-- START OF INPUT RECORDS --
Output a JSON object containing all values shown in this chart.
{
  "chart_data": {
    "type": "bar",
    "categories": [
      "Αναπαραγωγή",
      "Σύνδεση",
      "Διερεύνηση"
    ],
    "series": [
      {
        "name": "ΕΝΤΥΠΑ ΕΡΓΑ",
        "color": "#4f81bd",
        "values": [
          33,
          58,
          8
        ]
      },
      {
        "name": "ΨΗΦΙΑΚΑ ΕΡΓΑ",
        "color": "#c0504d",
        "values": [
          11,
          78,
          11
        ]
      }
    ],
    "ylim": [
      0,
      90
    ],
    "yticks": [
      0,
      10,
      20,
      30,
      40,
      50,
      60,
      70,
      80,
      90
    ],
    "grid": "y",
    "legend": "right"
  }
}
-- END OF INPUT RECORDS --
- **SHORT PROBLEM**:
Extract all of the data shown above and repeat it verbatim.

- **THE REPLY**:
Output a JSON object containing all values shown in this chart.
{
  "chart_data": {
    "type": "bar",
    "categories": [
      "Αναπαραγωγή",
      "Σύνδεση",
      "Διερεύνηση"
    ],
    "series": [
      {
        "name": "ΕΝΤΥΠΑ ΕΡΓΑ",
        "color": "#4f81bd",
        "values": [
          33,
          58,
          8
        ]
      },
      {
        "name": "ΨΗΦΙΑΚΑ ΕΡΓΑ",
        "color": "#c0504d",
        "values": [
          11,
          78,
          11
        ]
      }
    ],
    "ylim": [
      0,
      90
    ],
    "yticks": [
      0,
      10,
      20,
      30,
      40,
      50,
      60,
      70,
      80,
      90
    ],
    "grid": "y",
    "legend": "right"
  }
}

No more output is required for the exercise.